● **Data supplied**:

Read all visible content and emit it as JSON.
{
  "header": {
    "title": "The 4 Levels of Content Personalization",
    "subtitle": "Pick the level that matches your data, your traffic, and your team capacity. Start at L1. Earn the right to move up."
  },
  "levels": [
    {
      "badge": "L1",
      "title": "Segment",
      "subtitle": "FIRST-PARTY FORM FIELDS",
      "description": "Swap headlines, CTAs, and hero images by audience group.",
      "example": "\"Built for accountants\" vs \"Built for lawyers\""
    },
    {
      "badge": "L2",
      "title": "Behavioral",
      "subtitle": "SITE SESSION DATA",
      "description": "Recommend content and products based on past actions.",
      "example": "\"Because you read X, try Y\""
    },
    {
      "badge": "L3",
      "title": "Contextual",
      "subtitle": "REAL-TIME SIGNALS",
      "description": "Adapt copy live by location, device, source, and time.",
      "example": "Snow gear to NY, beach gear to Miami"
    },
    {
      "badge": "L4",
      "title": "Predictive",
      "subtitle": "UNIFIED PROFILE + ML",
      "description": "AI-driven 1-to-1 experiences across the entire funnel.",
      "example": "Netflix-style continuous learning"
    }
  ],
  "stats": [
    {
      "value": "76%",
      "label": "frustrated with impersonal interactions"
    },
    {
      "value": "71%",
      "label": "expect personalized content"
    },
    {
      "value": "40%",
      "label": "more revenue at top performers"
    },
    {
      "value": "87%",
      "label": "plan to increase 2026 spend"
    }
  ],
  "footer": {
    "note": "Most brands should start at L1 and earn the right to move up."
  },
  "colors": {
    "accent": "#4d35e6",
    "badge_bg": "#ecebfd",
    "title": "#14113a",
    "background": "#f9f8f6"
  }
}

● **Task directions**:
Print out the whole listing exactly as it appears.

● **Full output**:
Read all visible content and emit it as JSON.
{
  "header": {
    "title": "The 4 Levels of Content Personalization",
    "subtitle": "Pick the level that matches your data, your traffic, and your team capacity. Start at L1. Earn the right to move up."
  },
  "levels": [
    {
      "badge": "L1",
      "title": "Segment",
      "subtitle": "FIRST-PARTY FORM FIELDS",
      "description": "Swap headlines, CTAs, and hero images by audience group.",
      "example": "\"Built for accountants\" vs \"Built for lawyers\""
    },
    {
      "badge": "L2",
      "title": "Behavioral",
      "subtitle": "SITE SESSION DATA",
      "description": "Recommend content and products based on past actions.",
      "example": "\"Because you read X, try Y\""
    },
    {
      "badge": "L3",
      "title": "Contextual",
      "subtitle": "REAL-TIME SIGNALS",
      "description": "Adapt copy live by location, device, source, and time.",
      "example": "Snow gear to NY, beach gear to Miami"
    },
    {
      "badge": "L4",
      "title": "Predictive",
      "subtitle": "UNIFIED PROFILE + ML",
      "description": "AI-driven 1-to-1 experiences across the entire funnel.",
      "example": "Netflix-style continuous learning"
    }
  ],
  "stats": [
    {
      "value": "76%",
      "label": "frustrated with impersonal interactions"
    },
    {
      "value": "71%",
      "label": "expect personalized content"
    },
    {
      "value": "40%",
      "label": "more revenue at top performers"
    },
    {
      "value": "87%",
      "label": "plan to increase 2026 spend"
    }
  ],
  "footer": {
    "note": "Most brands should start at L1 and earn the right to move up."
  },
  "colors": {
    "accent": "#4d35e6",
    "badge_bg": "#ecebfd",
    "title": "#14113a",
    "background": "#f9f8f6"
  }
}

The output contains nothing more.